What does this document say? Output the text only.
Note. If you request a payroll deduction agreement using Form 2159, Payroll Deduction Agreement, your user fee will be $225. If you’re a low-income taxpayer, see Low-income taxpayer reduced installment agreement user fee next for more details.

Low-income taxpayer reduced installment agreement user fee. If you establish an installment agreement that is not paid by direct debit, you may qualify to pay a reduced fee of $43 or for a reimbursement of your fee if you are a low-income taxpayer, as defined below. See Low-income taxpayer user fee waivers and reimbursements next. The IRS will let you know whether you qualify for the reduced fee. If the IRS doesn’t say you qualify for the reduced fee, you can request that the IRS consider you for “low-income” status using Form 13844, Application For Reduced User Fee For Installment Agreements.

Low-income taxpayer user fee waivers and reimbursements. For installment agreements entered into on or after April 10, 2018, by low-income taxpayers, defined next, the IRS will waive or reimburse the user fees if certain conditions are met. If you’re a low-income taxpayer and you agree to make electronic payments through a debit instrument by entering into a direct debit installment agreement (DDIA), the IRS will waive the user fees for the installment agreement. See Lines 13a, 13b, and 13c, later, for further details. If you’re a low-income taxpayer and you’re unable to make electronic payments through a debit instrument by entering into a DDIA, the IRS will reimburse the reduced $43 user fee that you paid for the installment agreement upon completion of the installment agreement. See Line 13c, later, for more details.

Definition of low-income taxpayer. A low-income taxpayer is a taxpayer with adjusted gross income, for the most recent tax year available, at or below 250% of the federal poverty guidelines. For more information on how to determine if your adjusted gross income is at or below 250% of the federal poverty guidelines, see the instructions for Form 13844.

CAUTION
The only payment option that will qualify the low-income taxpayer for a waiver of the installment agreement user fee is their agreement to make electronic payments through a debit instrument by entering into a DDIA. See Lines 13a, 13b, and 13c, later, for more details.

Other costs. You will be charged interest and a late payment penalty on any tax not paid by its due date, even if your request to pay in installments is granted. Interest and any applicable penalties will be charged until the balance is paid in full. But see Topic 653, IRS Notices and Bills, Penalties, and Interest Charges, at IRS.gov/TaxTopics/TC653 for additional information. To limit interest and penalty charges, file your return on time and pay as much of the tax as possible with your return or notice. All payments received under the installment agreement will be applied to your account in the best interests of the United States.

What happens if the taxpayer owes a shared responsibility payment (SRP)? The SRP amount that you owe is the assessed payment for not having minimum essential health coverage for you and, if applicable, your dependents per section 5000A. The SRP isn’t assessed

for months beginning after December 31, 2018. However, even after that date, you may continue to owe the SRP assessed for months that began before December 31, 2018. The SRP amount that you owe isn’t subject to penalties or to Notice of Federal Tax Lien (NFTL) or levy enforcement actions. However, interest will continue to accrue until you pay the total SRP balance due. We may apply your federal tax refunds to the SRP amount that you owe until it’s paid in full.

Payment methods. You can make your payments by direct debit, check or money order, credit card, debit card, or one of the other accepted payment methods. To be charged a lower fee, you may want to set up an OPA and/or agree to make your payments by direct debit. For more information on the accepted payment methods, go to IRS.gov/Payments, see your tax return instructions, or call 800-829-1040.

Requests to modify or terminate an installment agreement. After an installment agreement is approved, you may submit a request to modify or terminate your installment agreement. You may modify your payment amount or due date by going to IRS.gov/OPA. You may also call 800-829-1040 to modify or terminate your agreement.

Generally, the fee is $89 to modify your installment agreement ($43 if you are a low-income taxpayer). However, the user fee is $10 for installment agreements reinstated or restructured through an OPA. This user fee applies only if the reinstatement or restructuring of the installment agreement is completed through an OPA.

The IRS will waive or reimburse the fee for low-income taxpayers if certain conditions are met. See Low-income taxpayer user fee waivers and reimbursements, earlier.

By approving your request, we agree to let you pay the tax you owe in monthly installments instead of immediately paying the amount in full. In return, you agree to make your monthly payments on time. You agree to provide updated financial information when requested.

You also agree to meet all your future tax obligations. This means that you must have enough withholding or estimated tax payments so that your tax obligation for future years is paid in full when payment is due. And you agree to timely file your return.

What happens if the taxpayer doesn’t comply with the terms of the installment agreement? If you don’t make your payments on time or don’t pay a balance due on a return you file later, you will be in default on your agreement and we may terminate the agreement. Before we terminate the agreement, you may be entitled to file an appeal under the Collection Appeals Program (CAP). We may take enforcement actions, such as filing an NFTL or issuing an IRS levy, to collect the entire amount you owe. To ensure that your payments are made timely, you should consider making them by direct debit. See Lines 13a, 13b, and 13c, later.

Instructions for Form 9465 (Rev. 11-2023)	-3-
---
> [Exercise directions] Please restate the records in full, word for word.

> [Exercise solution]
What does this document say? Output the text only.
Note. If you request a payroll deduction agreement using Form 2159, Payroll Deduction Agreement, your user fee will be $225. If you’re a low-income taxpayer, see Low-income taxpayer reduced installment agreement user fee next for more details.

Low-income taxpayer reduced installment agreement user fee. If you establish an installment agreement that is not paid by direct debit, you may qualify to pay a reduced fee of $43 or for a reimbursement of your fee if you are a low-income taxpayer, as defined below. See Low-income taxpayer user fee waivers and reimbursements next. The IRS will let you know whether you qualify for the reduced fee. If the IRS doesn’t say you qualify for the reduced fee, you can request that the IRS consider you for “low-income” status using Form 13844, Application For Reduced User Fee For Installment Agreements.

Low-income taxpayer user fee waivers and reimbursements. For installment agreements entered into on or after April 10, 2018, by low-income taxpayers, defined next, the IRS will waive or reimburse the user fees if certain conditions are met. If you’re a low-income taxpayer and you agree to make electronic payments through a debit instrument by entering into a direct debit installment agreement (DDIA), the IRS will waive the user fees for the installment agreement. See Lines 13a, 13b, and 13c, later, for further details. If you’re a low-income taxpayer and you’re unable to make electronic payments through a debit instrument by entering into a DDIA, the IRS will reimburse the reduced $43 user fee that you paid for the installment agreement upon completion of the installment agreement. See Line 13c, later, for more details.

Definition of low-income taxpayer. A low-income taxpayer is a taxpayer with adjusted gross income, for the most recent tax year available, at or below 250% of the federal poverty guidelines. For more information on how to determine if your adjusted gross income is at or below 250% of the federal poverty guidelines, see the instructions for Form 13844.

CAUTION
The only payment option that will qualify the low-income taxpayer for a waiver of the installment agreement user fee is their agreement to make electronic payments through a debit instrument by entering into a DDIA. See Lines 13a, 13b, and 13c, later, for more details.

Other costs. You will be charged interest and a late payment penalty on any tax not paid by its due date, even if your request to pay in installments is granted. Interest and any applicable penalties will be charged until the balance is paid in full. But see Topic 653, IRS Notices and Bills, Penalties, and Interest Charges, at IRS.gov/TaxTopics/TC653 for additional information. To limit interest and penalty charges, file your return on time and pay as much of the tax as possible with your return or notice. All payments received under the installment agreement will be applied to your account in the best interests of the United States.

What happens if the taxpayer owes a shared responsibility payment (SRP)? The SRP amount that you owe is the assessed payment for not having minimum essential health coverage for you and, if applicable, your dependents per section 5000A. The SRP isn’t assessed

for months beginning after December 31, 2018. However, even after that date, you may continue to owe the SRP assessed for months that began before December 31, 2018. The SRP amount that you owe isn’t subject to penalties or to Notice of Federal Tax Lien (NFTL) or levy enforcement actions. However, interest will continue to accrue until you pay the total SRP balance due. We may apply your federal tax refunds to the SRP amount that you owe until it’s paid in full.

Payment methods. You can make your payments by direct debit, check or money order, credit card, debit card, or one of the other accepted payment methods. To be charged a lower fee, you may want to set up an OPA and/or agree to make your payments by direct debit. For more information on the accepted payment methods, go to IRS.gov/Payments, see your tax return instructions, or call 800-829-1040.

Requests to modify or terminate an installment agreement. After an installment agreement is approved, you may submit a request to modify or terminate your installment agreement. You may modify your payment amount or due date by going to IRS.gov/OPA. You may also call 800-829-1040 to modify or terminate your agreement.

Generally, the fee is $89 to modify your installment agreement ($43 if you are a low-income taxpayer). However, the user fee is $10 for installment agreements reinstated or restructured through an OPA. This user fee applies only if the reinstatement or restructuring of the installment agreement is completed through an OPA.

The IRS will waive or reimburse the fee for low-income taxpayers if certain conditions are met. See Low-income taxpayer user fee waivers and reimbursements, earlier.

By approving your request, we agree to let you pay the tax you owe in monthly installments instead of immediately paying the amount in full. In return, you agree to make your monthly payments on time. You agree to provide updated financial information when requested.

You also agree to meet all your future tax obligations. This means that you must have enough withholding or estimated tax payments so that your tax obligation for future years is paid in full when payment is due. And you agree to timely file your return.

What happens if the taxpayer doesn’t comply with the terms of the installment agreement? If you don’t make your payments on time or don’t pay a balance due on a return you file later, you will be in default on your agreement and we may terminate the agreement. Before we terminate the agreement, you may be entitled to file an appeal under the Collection Appeals Program (CAP). We may take enforcement actions, such as filing an NFTL or issuing an IRS levy, to collect the entire amount you owe. To ensure that your payments are made timely, you should consider making them by direct debit. See Lines 13a, 13b, and 13c, later.

Instructions for Form 9465 (Rev. 11-2023)	-3-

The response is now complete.